▸ WRITTEN TASK:
In the listing below, count the lines containing the string "true" and state only the number.

▸ LISTED ENTRIES:
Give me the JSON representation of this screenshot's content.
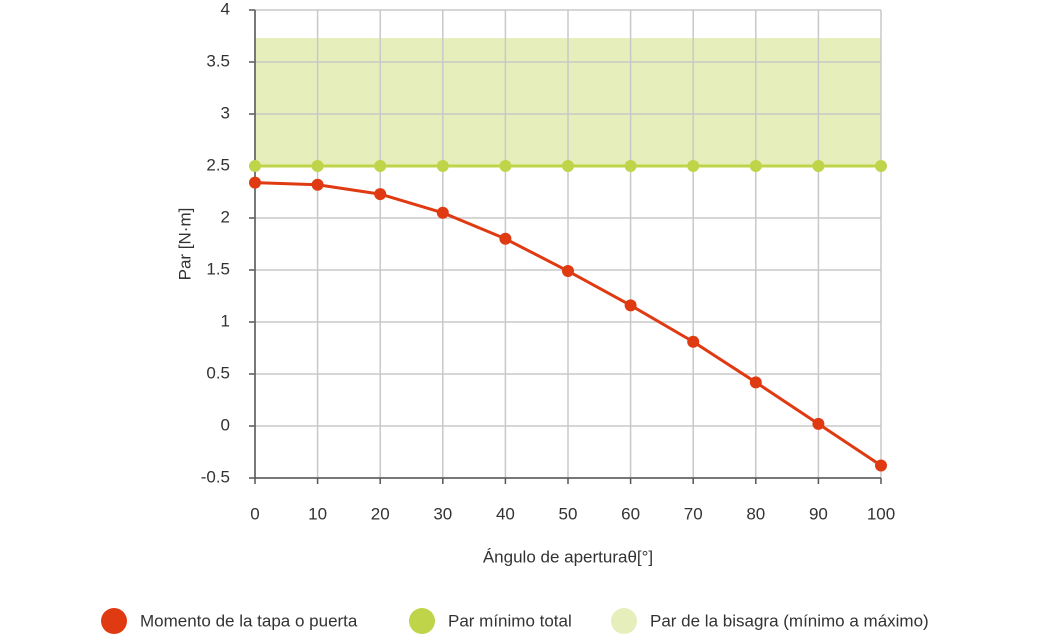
{
  "chart_data": {
    "type": "line",
    "x_label": "Ángulo de aperturaθ[°]",
    "y_label": "Par [N·m]",
    "x": [
      0,
      10,
      20,
      30,
      40,
      50,
      60,
      70,
      80,
      90,
      100
    ],
    "series": [
      {
        "name": "Momento de la tapa o puerta",
        "color": "#e03a12",
        "values": [
          2.34,
          2.32,
          2.23,
          2.05,
          1.8,
          1.49,
          1.16,
          0.81,
          0.42,
          0.02,
          -0.38
        ]
      },
      {
        "name": "Par mínimo total",
        "color": "#c0d44a",
        "values": [
          2.5,
          2.5,
          2.5,
          2.5,
          2.5,
          2.5,
          2.5,
          2.5,
          2.5,
          2.5,
          2.5
        ]
      }
    ],
    "band": {
      "name": "Par de la bisagra (mínimo a máximo)",
      "color": "#e6efbb",
      "lower": 2.5,
      "upper": 3.73
    },
    "xlim": [
      0,
      100
    ],
    "xticks": [
      0,
      10,
      20,
      30,
      40,
      50,
      60,
      70,
      80,
      90,
      100
    ],
    "ylim": [
      -0.5,
      4
    ],
    "yticks": [
      -0.5,
      0,
      0.5,
      1,
      1.5,
      2,
      2.5,
      3,
      3.5,
      4
    ],
    "grid": true
  }
}
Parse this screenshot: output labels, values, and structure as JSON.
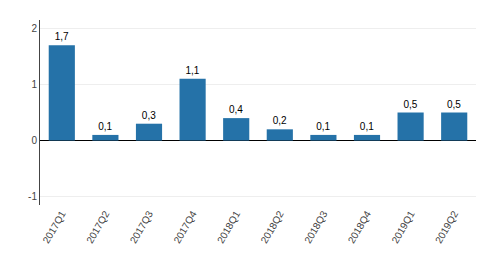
{
  "chart_data": {
    "type": "bar",
    "categories": [
      "2017Q1",
      "2017Q2",
      "2017Q3",
      "2017Q4",
      "2018Q1",
      "2018Q2",
      "2018Q3",
      "2018Q4",
      "2019Q1",
      "2019Q2"
    ],
    "values": [
      1.7,
      0.1,
      0.3,
      1.1,
      0.4,
      0.2,
      0.1,
      0.1,
      0.5,
      0.5
    ],
    "value_labels": [
      "1,7",
      "0,1",
      "0,3",
      "1,1",
      "0,4",
      "0,2",
      "0,1",
      "0,1",
      "0,5",
      "0,5"
    ],
    "data_labels": true,
    "color": "#2572a8",
    "ylim": [
      -1.15,
      2.15
    ],
    "yticks": [
      -1,
      0,
      1,
      2
    ],
    "grid": true
  }
}
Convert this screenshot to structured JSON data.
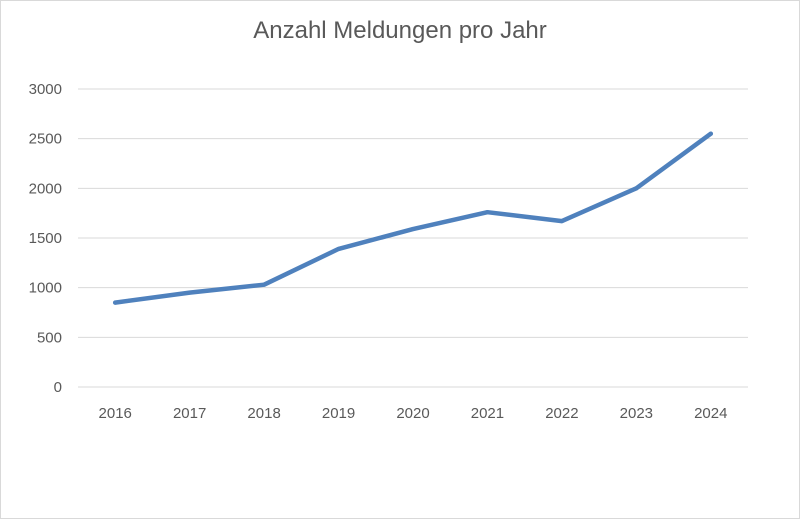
{
  "chart_data": {
    "type": "line",
    "title": "Anzahl Meldungen pro Jahr",
    "xlabel": "",
    "ylabel": "",
    "categories": [
      "2016",
      "2017",
      "2018",
      "2019",
      "2020",
      "2021",
      "2022",
      "2023",
      "2024"
    ],
    "series": [
      {
        "values": [
          850,
          950,
          1030,
          1390,
          1590,
          1760,
          1670,
          2000,
          2550
        ],
        "color": "#4f81bd"
      }
    ],
    "ylim": [
      0,
      3000
    ],
    "yticks": [
      0,
      500,
      1000,
      1500,
      2000,
      2500,
      3000
    ],
    "grid": true,
    "legend": "none"
  }
}
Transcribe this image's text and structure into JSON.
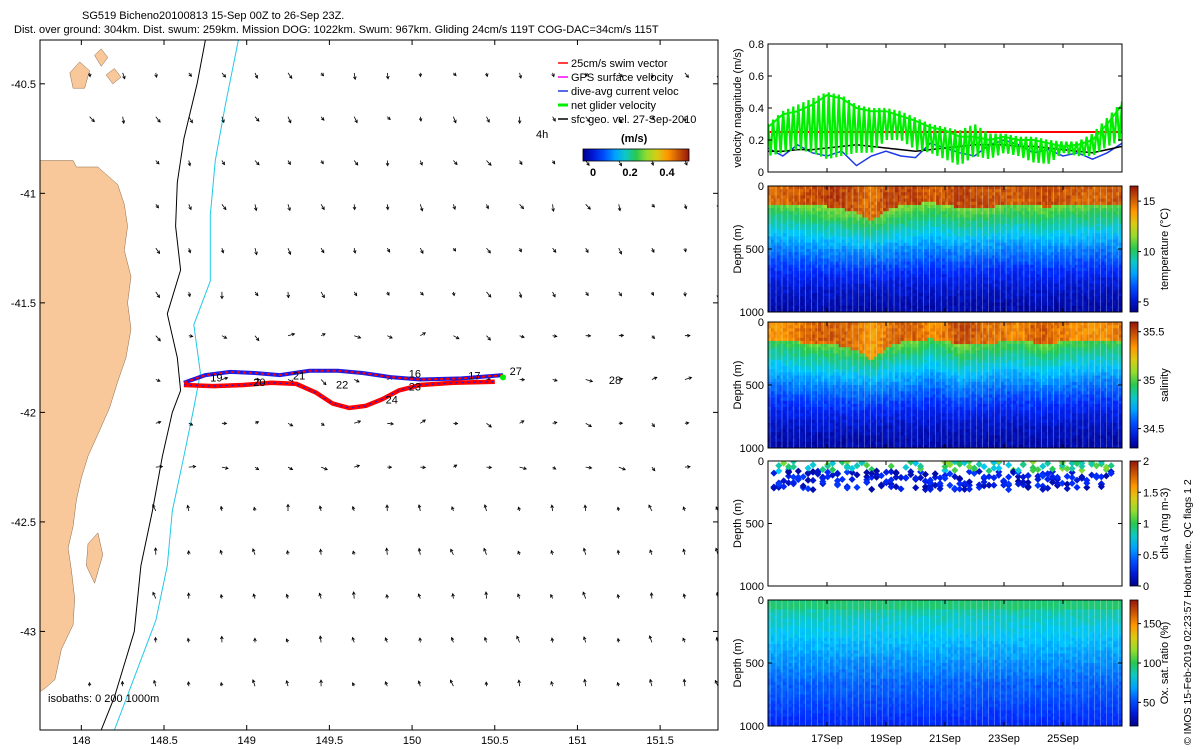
{
  "header": {
    "title_line1": "SG519 Bicheno20100813 15-Sep 00Z to 26-Sep 23Z.",
    "title_line2": "Dist. over ground: 304km. Dist. swum: 259km. Mission DOG: 1022km. Swum: 967km. Gliding 24cm/s 119T COG-DAC=34cm/s 115T"
  },
  "colors": {
    "land": "#f9c89a",
    "isobath_200": "#000000",
    "isobath_1000": "#22c9e6",
    "track_red": "#ff0000",
    "track_blue": "#1a1ae6",
    "net_velocity": "#00ee00",
    "gps_velocity": "#ff00ff",
    "current_line": "#1a3ae6",
    "geo_line": "#000000"
  },
  "chart_data": [
    {
      "type": "scatter",
      "name": "map",
      "xlabel": "",
      "ylabel": "",
      "xlim": [
        147.75,
        151.85
      ],
      "ylim": [
        -43.45,
        -40.3
      ],
      "xticks": [
        "148",
        "148.5",
        "149",
        "149.5",
        "150",
        "150.5",
        "151",
        "151.5"
      ],
      "xtick_values": [
        148,
        148.5,
        149,
        149.5,
        150,
        150.5,
        151,
        151.5
      ],
      "yticks": [
        "-40.5",
        "-41",
        "-41.5",
        "-42",
        "-42.5",
        "-43"
      ],
      "ytick_values": [
        -40.5,
        -41,
        -41.5,
        -42,
        -42.5,
        -43
      ],
      "legend": {
        "placement": "top-right",
        "entries": [
          "25cm/s swim vector",
          "GPS surface velocity",
          "dive-avg current veloc",
          "net glider velocity",
          "sfc geo. vel. 27-Sep-2010"
        ],
        "interval_label": "4h",
        "colorbar_title": "(m/s)",
        "colorbar_ticks": [
          "0",
          "0.2",
          "0.4"
        ]
      },
      "isobath_label": "isobaths: 0   200  1000m",
      "day_labels": [
        {
          "text": "19",
          "lon": 148.78,
          "lat": -41.86
        },
        {
          "text": "20",
          "lon": 149.04,
          "lat": -41.88
        },
        {
          "text": "21",
          "lon": 149.28,
          "lat": -41.85
        },
        {
          "text": "22",
          "lon": 149.54,
          "lat": -41.89
        },
        {
          "text": "24",
          "lon": 149.84,
          "lat": -41.96
        },
        {
          "text": "16",
          "lon": 149.98,
          "lat": -41.84
        },
        {
          "text": "23",
          "lon": 149.98,
          "lat": -41.9
        },
        {
          "text": "17",
          "lon": 150.34,
          "lat": -41.85
        },
        {
          "text": "27",
          "lon": 150.59,
          "lat": -41.83
        },
        {
          "text": "28",
          "lon": 151.19,
          "lat": -41.87
        }
      ],
      "track_north": [
        [
          150.55,
          -41.83
        ],
        [
          150.3,
          -41.845
        ],
        [
          150.05,
          -41.85
        ],
        [
          149.88,
          -41.84
        ],
        [
          149.7,
          -41.82
        ],
        [
          149.55,
          -41.81
        ],
        [
          149.38,
          -41.81
        ],
        [
          149.2,
          -41.83
        ],
        [
          149.05,
          -41.82
        ],
        [
          148.9,
          -41.815
        ],
        [
          148.75,
          -41.83
        ],
        [
          148.62,
          -41.865
        ]
      ],
      "track_south": [
        [
          148.62,
          -41.875
        ],
        [
          148.8,
          -41.88
        ],
        [
          148.98,
          -41.875
        ],
        [
          149.15,
          -41.865
        ],
        [
          149.3,
          -41.87
        ],
        [
          149.42,
          -41.91
        ],
        [
          149.52,
          -41.96
        ],
        [
          149.62,
          -41.98
        ],
        [
          149.72,
          -41.97
        ],
        [
          149.82,
          -41.94
        ],
        [
          149.92,
          -41.9
        ],
        [
          150.05,
          -41.875
        ],
        [
          150.25,
          -41.865
        ],
        [
          150.5,
          -41.86
        ]
      ]
    },
    {
      "type": "line",
      "name": "velocity",
      "ylabel": "velocity magnitude (m/s)",
      "ylim": [
        0,
        0.8
      ],
      "yticks": [
        "0",
        "0.2",
        "0.4",
        "0.6",
        "0.8"
      ],
      "ytick_values": [
        0,
        0.2,
        0.4,
        0.6,
        0.8
      ],
      "x_days": [
        0,
        12
      ],
      "series": [
        {
          "name": "swim speed",
          "color": "#ff0000",
          "x": [
            0,
            12
          ],
          "values": [
            0.25,
            0.25
          ]
        },
        {
          "name": "dive-avg current",
          "color": "#1a3ae6",
          "x": [
            0,
            0.5,
            1,
            1.5,
            2,
            2.5,
            3,
            3.5,
            4,
            4.5,
            5,
            5.5,
            6,
            6.5,
            7,
            7.5,
            8,
            8.5,
            9,
            9.5,
            10,
            10.5,
            11,
            11.5,
            12
          ],
          "values": [
            0.15,
            0.1,
            0.17,
            0.12,
            0.1,
            0.13,
            0.04,
            0.1,
            0.13,
            0.1,
            0.09,
            0.18,
            0.15,
            0.12,
            0.1,
            0.17,
            0.2,
            0.17,
            0.12,
            0.14,
            0.1,
            0.12,
            0.08,
            0.12,
            0.18
          ]
        },
        {
          "name": "surface geostrophic",
          "color": "#000000",
          "x": [
            0,
            0.5,
            1,
            1.5,
            2,
            2.5,
            3,
            3.5,
            4,
            4.5,
            5,
            5.5,
            6,
            6.5,
            7,
            7.5,
            8,
            8.5,
            9,
            9.5,
            10,
            10.5,
            11,
            11.5,
            12
          ],
          "values": [
            0.13,
            0.13,
            0.14,
            0.14,
            0.15,
            0.16,
            0.17,
            0.16,
            0.15,
            0.14,
            0.13,
            0.14,
            0.15,
            0.16,
            0.17,
            0.17,
            0.17,
            0.16,
            0.16,
            0.15,
            0.14,
            0.13,
            0.12,
            0.14,
            0.16
          ]
        },
        {
          "name": "net glider velocity",
          "color": "#00ee00",
          "x": [
            0,
            0.5,
            1,
            1.5,
            2,
            2.5,
            3,
            3.5,
            4,
            4.5,
            5,
            5.5,
            6,
            6.5,
            7,
            7.5,
            8,
            8.5,
            9,
            9.5,
            10,
            10.5,
            11,
            11.5,
            12
          ],
          "values": [
            0.28,
            0.36,
            0.38,
            0.42,
            0.48,
            0.46,
            0.4,
            0.38,
            0.38,
            0.35,
            0.32,
            0.28,
            0.26,
            0.22,
            0.22,
            0.2,
            0.22,
            0.2,
            0.2,
            0.18,
            0.16,
            0.17,
            0.2,
            0.3,
            0.42
          ],
          "upper": [
            0.3,
            0.38,
            0.42,
            0.46,
            0.5,
            0.48,
            0.42,
            0.4,
            0.4,
            0.38,
            0.34,
            0.3,
            0.28,
            0.26,
            0.3,
            0.24,
            0.24,
            0.22,
            0.22,
            0.2,
            0.19,
            0.19,
            0.24,
            0.34,
            0.44
          ],
          "lower": [
            0.1,
            0.12,
            0.14,
            0.12,
            0.08,
            0.1,
            0.12,
            0.12,
            0.2,
            0.2,
            0.14,
            0.12,
            0.08,
            0.04,
            0.1,
            0.08,
            0.12,
            0.1,
            0.06,
            0.05,
            0.12,
            0.1,
            0.1,
            0.16,
            0.2
          ]
        }
      ]
    },
    {
      "type": "heatmap",
      "name": "temperature",
      "ylabel": "Depth (m)",
      "ylim": [
        1000,
        0
      ],
      "yticks": [
        "0",
        "500",
        "1000"
      ],
      "ytick_values": [
        0,
        500,
        1000
      ],
      "colorbar_label": "temperature (°C)",
      "clim": [
        4,
        16.5
      ],
      "colorbar_ticks": [
        "5",
        "10",
        "15"
      ],
      "colorbar_tick_values": [
        5,
        10,
        15
      ],
      "surface": [
        14.8,
        15,
        15.2,
        15.5,
        15.8,
        15.6,
        15.2,
        14.5,
        15.6,
        15.6,
        15.6,
        15.2,
        15.2,
        15.6,
        15.4,
        15.3,
        15.2,
        15.1,
        15.4,
        15.4,
        15.2,
        15.1,
        15,
        15,
        15.2
      ],
      "thermocline_depth": [
        230,
        240,
        245,
        250,
        270,
        300,
        360,
        460,
        330,
        250,
        240,
        210,
        260,
        280,
        270,
        290,
        240,
        240,
        250,
        280,
        240,
        250,
        240,
        230,
        240
      ],
      "deep": 4.5
    },
    {
      "type": "heatmap",
      "name": "salinity",
      "ylabel": "Depth (m)",
      "ylim": [
        1000,
        0
      ],
      "yticks": [
        "0",
        "500",
        "1000"
      ],
      "ytick_values": [
        0,
        500,
        1000
      ],
      "colorbar_label": "salinity",
      "clim": [
        34.3,
        35.6
      ],
      "colorbar_ticks": [
        "34.5",
        "35",
        "35.5"
      ],
      "colorbar_tick_values": [
        34.5,
        35,
        35.5
      ],
      "surface": [
        35.35,
        35.35,
        35.4,
        35.45,
        35.45,
        35.45,
        35.4,
        35.3,
        35.4,
        35.45,
        35.45,
        35.35,
        35.4,
        35.5,
        35.45,
        35.4,
        35.4,
        35.35,
        35.45,
        35.45,
        35.4,
        35.35,
        35.35,
        35.35,
        35.4
      ],
      "thermocline_depth": [
        250,
        260,
        270,
        280,
        290,
        320,
        380,
        500,
        350,
        270,
        260,
        220,
        260,
        290,
        280,
        300,
        250,
        260,
        270,
        300,
        250,
        270,
        250,
        240,
        250
      ],
      "deep": 34.35
    },
    {
      "type": "scatter",
      "name": "chlorophyll",
      "ylabel": "Depth (m)",
      "ylim": [
        1000,
        0
      ],
      "yticks": [
        "0",
        "500",
        "1000"
      ],
      "ytick_values": [
        0,
        500,
        1000
      ],
      "colorbar_label": "chl-a (mg m-3)",
      "clim": [
        0,
        2
      ],
      "colorbar_ticks": [
        "0",
        "0.5",
        "1",
        "1.5",
        "2"
      ],
      "colorbar_tick_values": [
        0,
        0.5,
        1,
        1.5,
        2
      ],
      "max_depth": 230
    },
    {
      "type": "heatmap",
      "name": "oxygen",
      "ylabel": "Depth (m)",
      "ylim": [
        1000,
        0
      ],
      "yticks": [
        "0",
        "500",
        "1000"
      ],
      "ytick_values": [
        0,
        500,
        1000
      ],
      "colorbar_label": "Ox. sat. ratio (%)",
      "clim": [
        20,
        180
      ],
      "colorbar_ticks": [
        "50",
        "100",
        "150"
      ],
      "colorbar_tick_values": [
        50,
        100,
        150
      ],
      "xticks": [
        "17Sep",
        "19Sep",
        "21Sep",
        "23Sep",
        "25Sep"
      ],
      "xtick_days": [
        2,
        4,
        6,
        8,
        10
      ]
    }
  ],
  "footer": {
    "side_note": "© IMOS 15-Feb-2019 02:23:57 Hobart time. QC flags 1  2"
  }
}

▸ EXPECTED ANSWER:
4